(Exercise instructions):
Count the lines below that contain the word "ylabel", and give only that number.

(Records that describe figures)
========================

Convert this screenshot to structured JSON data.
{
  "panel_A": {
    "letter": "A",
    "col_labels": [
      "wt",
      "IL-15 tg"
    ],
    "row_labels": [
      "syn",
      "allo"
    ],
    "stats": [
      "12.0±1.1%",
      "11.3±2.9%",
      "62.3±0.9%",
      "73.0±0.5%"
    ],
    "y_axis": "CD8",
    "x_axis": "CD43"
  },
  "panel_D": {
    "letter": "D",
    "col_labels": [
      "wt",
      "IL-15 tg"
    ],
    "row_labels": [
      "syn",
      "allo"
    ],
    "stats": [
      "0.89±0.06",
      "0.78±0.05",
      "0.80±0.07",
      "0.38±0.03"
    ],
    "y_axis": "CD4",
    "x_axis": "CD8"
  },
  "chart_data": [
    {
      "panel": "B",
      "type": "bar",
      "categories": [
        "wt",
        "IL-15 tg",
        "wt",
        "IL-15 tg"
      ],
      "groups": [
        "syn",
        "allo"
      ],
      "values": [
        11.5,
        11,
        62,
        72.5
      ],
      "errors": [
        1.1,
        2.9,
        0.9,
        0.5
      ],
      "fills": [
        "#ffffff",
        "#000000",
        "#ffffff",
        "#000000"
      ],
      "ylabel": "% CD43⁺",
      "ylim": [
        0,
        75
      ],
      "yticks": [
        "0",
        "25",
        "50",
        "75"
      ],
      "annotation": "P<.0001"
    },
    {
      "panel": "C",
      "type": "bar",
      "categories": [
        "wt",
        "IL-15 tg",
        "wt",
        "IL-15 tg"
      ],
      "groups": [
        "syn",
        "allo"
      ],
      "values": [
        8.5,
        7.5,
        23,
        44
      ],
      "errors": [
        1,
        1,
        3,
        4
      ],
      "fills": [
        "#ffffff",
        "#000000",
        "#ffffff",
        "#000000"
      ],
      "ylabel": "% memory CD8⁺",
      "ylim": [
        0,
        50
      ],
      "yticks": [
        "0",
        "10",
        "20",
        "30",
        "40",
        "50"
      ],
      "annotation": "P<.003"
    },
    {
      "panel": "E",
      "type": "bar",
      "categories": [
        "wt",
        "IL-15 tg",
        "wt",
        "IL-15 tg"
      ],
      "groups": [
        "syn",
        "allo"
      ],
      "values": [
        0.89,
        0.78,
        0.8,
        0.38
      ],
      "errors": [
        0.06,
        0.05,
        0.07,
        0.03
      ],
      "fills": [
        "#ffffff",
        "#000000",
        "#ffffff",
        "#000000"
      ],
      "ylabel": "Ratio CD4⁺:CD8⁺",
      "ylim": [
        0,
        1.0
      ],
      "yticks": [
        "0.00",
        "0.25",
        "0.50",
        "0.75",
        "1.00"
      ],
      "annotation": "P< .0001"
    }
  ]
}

========================

(Solved exercise):
3